(What needs to be done):
Identify every line in the records below that contains the word "this", and copy each of those lines.

(Source records):
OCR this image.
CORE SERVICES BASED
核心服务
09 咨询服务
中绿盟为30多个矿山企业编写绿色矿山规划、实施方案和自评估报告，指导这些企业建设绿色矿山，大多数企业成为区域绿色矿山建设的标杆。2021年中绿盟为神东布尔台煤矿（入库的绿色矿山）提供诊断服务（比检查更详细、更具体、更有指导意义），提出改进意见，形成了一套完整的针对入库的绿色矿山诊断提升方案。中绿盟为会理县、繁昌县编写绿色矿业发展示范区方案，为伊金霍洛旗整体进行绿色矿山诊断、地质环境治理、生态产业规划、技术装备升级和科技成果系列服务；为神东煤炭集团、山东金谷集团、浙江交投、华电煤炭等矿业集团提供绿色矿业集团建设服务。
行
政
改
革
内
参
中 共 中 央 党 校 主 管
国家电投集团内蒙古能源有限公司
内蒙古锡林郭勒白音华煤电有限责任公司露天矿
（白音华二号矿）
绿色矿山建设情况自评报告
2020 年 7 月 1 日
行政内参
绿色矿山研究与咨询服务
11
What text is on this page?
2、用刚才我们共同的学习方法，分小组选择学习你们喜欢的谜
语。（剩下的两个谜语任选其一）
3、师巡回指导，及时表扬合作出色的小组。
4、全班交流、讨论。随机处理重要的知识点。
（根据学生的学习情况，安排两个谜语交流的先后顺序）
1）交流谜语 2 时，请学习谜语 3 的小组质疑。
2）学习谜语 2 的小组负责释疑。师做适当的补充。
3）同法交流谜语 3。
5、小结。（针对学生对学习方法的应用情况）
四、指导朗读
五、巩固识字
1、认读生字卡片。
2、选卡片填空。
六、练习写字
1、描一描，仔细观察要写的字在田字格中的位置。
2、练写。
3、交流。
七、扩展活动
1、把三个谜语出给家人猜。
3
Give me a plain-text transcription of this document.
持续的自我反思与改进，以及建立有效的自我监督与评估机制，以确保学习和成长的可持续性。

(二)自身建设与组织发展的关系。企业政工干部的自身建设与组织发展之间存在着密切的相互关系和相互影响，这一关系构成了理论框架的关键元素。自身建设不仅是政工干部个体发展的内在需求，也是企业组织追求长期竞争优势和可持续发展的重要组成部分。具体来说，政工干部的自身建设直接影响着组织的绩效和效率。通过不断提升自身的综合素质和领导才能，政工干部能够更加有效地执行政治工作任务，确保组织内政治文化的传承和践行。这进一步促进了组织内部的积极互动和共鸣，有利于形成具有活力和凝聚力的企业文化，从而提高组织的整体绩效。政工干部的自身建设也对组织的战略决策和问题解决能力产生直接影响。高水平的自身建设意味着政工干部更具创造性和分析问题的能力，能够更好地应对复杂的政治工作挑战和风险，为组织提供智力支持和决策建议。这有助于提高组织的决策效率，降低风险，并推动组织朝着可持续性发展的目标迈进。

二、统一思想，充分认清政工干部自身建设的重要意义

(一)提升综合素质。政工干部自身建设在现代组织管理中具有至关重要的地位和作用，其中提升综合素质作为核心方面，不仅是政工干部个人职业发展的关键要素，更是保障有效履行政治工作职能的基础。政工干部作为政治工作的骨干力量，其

(Correct output):
OCR this image.
What text is on this page?
Give me a plain-text transcription of this document.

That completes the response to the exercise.